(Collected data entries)
- - -
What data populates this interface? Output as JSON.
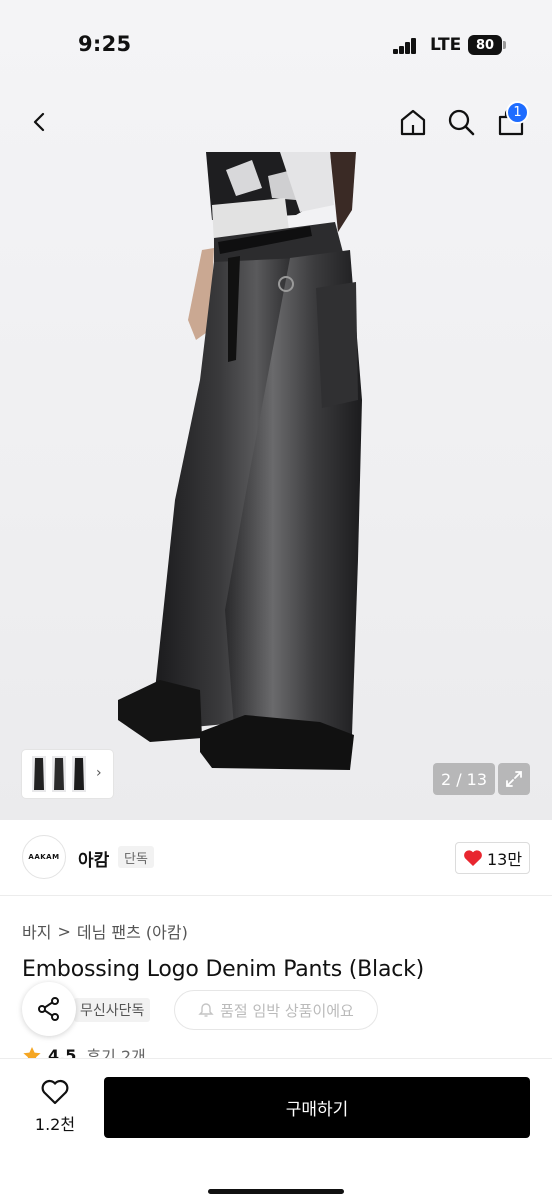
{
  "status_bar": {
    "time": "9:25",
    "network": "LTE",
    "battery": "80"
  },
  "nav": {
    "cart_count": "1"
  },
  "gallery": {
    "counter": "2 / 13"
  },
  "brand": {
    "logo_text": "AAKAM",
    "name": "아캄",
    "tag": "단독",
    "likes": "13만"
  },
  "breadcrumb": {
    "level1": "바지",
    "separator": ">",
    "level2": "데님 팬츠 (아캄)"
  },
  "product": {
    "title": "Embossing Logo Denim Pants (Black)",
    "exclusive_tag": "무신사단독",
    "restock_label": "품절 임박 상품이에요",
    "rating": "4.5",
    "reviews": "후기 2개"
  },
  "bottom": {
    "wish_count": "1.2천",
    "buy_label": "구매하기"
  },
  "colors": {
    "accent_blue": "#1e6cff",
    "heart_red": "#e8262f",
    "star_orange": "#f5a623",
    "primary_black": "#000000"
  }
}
- - -
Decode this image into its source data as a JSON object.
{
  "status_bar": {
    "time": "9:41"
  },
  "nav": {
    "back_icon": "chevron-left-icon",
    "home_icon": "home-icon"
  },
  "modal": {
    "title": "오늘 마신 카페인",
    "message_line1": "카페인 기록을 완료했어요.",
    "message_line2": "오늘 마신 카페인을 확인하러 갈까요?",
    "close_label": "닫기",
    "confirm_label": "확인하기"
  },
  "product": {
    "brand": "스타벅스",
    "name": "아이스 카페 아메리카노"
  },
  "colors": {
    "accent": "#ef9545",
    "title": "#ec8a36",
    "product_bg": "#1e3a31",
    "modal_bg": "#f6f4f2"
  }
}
- - -
How many of the lines in the listing above hold the word "this"? Report only that figure.

2